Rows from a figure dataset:
-- START --

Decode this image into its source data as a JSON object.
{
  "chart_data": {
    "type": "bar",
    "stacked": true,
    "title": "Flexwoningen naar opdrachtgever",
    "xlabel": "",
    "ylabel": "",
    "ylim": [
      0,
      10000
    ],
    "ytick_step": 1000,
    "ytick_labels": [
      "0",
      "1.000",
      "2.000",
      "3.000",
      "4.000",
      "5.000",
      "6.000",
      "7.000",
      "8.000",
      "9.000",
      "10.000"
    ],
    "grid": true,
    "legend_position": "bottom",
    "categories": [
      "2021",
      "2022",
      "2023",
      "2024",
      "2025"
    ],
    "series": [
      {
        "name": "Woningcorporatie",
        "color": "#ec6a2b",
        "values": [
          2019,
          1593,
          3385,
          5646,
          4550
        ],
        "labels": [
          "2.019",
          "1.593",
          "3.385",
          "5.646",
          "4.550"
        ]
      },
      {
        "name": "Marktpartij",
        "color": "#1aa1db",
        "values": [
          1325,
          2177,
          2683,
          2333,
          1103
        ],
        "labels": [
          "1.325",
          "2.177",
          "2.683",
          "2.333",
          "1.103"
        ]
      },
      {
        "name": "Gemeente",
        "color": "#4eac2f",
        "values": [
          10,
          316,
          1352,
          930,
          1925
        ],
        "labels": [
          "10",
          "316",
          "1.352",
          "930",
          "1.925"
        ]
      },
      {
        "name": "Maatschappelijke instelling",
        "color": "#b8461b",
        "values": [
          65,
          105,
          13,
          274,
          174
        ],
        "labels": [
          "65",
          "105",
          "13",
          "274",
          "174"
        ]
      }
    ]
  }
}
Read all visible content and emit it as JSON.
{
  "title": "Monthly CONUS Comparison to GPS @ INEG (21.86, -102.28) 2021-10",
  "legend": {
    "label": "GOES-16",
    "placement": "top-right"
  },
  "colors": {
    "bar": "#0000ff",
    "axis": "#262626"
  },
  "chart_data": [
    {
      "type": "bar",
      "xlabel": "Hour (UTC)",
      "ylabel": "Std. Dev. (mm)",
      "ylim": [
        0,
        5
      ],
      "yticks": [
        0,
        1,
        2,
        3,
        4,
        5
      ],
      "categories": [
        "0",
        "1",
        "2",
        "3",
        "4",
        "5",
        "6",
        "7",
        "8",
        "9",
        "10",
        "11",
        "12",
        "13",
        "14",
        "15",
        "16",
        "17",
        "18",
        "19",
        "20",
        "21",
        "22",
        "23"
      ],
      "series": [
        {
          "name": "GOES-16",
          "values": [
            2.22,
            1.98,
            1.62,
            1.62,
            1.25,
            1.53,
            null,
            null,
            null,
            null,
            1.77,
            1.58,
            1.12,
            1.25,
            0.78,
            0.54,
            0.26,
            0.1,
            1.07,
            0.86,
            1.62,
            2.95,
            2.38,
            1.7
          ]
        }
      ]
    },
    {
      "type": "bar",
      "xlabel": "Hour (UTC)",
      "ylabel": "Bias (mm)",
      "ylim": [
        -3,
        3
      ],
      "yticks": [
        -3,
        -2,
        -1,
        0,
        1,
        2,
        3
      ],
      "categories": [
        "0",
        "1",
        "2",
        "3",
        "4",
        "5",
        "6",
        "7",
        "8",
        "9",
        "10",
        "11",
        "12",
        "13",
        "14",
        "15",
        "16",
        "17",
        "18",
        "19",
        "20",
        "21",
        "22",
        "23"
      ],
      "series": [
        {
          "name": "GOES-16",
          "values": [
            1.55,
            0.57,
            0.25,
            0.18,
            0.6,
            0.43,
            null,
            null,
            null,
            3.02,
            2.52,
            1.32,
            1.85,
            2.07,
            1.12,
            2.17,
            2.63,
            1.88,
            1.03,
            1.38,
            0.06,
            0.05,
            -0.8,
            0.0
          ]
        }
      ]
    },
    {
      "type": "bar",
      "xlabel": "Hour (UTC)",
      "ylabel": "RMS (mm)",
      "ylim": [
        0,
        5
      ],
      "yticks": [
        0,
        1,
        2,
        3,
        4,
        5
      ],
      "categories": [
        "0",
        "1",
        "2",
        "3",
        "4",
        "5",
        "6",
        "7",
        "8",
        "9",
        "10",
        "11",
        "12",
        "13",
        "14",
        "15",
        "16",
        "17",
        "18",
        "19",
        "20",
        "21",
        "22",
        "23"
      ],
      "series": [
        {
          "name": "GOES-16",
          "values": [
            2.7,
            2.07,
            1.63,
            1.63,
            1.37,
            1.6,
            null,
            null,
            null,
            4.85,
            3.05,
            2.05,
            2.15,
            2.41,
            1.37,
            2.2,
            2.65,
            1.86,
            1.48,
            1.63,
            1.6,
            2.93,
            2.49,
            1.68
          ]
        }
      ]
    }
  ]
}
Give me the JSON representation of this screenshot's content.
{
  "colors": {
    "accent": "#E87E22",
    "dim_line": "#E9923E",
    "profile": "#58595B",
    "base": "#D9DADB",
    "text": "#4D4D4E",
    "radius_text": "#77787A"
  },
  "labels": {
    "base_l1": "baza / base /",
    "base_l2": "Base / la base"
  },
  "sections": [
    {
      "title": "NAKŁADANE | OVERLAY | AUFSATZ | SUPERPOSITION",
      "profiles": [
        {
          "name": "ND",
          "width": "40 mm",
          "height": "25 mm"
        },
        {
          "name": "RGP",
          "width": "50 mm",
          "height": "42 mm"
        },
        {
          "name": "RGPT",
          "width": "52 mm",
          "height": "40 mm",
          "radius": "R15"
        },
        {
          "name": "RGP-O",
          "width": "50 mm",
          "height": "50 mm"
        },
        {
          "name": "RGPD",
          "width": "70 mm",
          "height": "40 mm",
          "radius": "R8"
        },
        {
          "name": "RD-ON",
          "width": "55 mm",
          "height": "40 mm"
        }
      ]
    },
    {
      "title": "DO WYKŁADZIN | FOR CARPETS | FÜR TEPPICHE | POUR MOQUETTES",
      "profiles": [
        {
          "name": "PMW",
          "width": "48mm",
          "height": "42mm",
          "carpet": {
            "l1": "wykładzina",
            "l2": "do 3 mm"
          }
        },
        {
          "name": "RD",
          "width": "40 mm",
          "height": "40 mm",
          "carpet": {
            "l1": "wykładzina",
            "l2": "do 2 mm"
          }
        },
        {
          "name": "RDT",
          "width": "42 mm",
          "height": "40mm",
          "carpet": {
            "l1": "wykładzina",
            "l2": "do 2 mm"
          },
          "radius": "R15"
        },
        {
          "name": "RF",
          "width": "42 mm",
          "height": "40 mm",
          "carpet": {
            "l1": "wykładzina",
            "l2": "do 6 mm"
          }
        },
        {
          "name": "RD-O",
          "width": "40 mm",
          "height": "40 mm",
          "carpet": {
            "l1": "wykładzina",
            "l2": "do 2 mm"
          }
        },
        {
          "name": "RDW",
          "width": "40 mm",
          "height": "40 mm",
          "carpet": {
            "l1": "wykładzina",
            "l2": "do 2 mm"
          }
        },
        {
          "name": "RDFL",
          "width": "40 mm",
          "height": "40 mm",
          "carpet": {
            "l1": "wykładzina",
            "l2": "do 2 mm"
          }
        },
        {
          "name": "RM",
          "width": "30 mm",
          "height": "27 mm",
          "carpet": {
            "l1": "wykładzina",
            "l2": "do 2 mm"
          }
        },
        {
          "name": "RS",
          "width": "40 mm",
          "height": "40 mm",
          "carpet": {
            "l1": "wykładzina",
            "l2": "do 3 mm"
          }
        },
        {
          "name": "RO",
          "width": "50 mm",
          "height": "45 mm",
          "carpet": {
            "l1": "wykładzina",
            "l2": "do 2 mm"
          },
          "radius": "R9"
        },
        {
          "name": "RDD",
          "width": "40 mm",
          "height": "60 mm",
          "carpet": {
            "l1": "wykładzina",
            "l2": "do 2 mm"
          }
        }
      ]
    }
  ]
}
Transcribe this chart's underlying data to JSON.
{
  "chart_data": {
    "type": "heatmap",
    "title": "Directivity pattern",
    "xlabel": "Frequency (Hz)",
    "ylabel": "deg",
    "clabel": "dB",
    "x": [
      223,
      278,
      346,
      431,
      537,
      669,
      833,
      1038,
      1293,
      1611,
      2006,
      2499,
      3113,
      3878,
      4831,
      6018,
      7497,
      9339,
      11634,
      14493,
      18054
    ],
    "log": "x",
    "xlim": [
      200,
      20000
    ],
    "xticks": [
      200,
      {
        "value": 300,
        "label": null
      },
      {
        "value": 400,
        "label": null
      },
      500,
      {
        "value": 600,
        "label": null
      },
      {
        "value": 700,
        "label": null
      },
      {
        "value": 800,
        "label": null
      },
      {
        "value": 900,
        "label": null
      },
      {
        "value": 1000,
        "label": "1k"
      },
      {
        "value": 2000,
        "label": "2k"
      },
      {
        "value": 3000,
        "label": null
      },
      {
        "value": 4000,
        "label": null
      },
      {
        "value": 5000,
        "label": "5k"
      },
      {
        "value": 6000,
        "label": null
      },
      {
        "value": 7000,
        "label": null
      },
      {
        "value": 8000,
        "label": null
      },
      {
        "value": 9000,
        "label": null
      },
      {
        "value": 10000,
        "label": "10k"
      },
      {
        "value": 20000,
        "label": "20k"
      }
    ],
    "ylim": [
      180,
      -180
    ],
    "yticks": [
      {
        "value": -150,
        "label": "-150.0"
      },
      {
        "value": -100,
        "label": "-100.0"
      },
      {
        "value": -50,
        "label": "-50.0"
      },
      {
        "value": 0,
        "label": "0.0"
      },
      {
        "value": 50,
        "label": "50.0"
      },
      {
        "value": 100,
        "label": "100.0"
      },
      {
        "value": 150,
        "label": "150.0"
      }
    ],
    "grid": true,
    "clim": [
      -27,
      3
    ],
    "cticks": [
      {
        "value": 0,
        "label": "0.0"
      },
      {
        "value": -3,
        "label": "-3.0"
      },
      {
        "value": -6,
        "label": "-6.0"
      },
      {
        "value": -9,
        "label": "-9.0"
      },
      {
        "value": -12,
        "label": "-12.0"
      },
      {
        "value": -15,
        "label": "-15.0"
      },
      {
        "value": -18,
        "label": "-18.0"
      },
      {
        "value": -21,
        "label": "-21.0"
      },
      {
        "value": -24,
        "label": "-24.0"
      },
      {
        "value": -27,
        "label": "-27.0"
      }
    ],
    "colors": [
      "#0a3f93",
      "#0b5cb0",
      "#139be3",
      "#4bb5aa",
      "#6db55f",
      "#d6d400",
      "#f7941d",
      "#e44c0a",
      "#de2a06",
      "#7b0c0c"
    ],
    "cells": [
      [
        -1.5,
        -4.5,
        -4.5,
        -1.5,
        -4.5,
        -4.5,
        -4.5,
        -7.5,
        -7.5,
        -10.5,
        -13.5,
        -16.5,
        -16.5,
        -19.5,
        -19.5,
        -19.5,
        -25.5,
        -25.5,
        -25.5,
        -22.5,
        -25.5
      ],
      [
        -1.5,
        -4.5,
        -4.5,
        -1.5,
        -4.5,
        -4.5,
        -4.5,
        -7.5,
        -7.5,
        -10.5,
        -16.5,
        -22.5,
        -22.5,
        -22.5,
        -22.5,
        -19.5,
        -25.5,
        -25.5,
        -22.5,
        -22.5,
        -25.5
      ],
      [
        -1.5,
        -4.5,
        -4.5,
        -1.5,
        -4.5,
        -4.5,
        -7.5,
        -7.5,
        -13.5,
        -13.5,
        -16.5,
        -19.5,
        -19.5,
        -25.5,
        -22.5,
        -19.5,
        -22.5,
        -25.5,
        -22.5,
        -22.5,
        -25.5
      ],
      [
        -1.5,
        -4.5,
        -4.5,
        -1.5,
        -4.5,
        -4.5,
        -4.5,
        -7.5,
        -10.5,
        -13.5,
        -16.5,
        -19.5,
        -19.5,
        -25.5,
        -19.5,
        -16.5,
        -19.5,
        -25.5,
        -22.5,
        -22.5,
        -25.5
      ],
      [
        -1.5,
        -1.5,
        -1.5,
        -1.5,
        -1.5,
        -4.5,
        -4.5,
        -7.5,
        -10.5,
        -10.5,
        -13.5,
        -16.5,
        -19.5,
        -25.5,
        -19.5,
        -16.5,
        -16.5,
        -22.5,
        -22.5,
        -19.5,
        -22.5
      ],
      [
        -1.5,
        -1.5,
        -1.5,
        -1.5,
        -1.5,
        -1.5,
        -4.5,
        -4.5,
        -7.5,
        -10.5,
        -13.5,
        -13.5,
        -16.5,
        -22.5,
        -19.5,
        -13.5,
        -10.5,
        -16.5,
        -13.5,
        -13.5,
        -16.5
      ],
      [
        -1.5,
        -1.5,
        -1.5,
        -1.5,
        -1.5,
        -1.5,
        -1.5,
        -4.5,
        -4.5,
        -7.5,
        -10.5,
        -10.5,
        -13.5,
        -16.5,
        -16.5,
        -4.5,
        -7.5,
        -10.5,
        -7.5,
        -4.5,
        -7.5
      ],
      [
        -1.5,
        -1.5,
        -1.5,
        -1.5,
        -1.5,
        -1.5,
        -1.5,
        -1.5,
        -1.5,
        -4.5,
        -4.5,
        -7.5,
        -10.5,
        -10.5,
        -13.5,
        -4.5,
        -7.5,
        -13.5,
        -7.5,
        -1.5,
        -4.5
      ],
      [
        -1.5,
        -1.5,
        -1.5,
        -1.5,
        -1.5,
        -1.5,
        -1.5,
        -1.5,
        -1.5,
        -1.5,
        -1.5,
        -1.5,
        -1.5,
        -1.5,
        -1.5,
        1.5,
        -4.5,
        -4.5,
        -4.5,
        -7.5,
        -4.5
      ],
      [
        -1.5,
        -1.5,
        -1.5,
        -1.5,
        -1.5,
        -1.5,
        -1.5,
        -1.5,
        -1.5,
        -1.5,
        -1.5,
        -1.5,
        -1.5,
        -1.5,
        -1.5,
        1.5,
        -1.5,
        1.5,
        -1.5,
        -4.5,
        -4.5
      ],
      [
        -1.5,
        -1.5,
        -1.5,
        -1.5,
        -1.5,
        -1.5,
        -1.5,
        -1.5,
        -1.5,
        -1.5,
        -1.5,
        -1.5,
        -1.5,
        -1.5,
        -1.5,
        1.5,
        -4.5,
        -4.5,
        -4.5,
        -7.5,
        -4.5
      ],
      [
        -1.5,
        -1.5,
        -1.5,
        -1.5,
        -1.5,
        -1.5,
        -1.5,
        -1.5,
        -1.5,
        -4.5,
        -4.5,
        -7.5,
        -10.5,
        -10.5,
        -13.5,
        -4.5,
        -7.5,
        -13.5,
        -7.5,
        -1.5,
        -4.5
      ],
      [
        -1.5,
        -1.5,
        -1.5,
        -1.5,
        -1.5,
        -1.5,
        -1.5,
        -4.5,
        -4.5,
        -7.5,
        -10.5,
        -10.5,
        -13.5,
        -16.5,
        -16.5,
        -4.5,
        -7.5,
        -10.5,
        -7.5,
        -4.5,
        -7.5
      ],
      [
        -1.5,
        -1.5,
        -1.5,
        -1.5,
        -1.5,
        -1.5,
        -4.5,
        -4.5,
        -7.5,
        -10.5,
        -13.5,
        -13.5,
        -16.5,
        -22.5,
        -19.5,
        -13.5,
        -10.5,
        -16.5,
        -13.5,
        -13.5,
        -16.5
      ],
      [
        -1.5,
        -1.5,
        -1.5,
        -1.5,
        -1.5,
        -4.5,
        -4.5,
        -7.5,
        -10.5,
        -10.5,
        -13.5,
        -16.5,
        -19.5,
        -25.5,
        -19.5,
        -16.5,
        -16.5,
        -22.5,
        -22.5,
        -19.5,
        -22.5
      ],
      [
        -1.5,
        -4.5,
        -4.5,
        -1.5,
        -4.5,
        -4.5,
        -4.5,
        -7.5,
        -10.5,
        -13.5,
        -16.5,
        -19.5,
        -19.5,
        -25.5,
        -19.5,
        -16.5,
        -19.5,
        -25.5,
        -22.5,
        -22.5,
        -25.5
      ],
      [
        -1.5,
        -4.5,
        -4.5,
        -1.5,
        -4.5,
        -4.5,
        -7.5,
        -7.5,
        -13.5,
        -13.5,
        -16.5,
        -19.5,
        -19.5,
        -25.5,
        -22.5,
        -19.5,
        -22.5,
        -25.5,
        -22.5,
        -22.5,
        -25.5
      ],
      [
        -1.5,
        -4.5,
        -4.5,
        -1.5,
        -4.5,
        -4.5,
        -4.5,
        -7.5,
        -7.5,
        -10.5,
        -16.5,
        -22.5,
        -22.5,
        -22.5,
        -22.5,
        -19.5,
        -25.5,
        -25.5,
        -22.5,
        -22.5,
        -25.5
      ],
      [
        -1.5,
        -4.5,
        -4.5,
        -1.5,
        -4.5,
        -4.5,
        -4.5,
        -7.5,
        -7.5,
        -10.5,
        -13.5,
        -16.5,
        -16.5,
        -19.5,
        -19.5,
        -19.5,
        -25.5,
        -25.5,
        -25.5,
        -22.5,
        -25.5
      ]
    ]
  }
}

-- END --

WHAT THE TASK REQUIRES: Your answer should be one number: how many lines in the material above contain the string "ylabel".

CORRECT RESULT: 5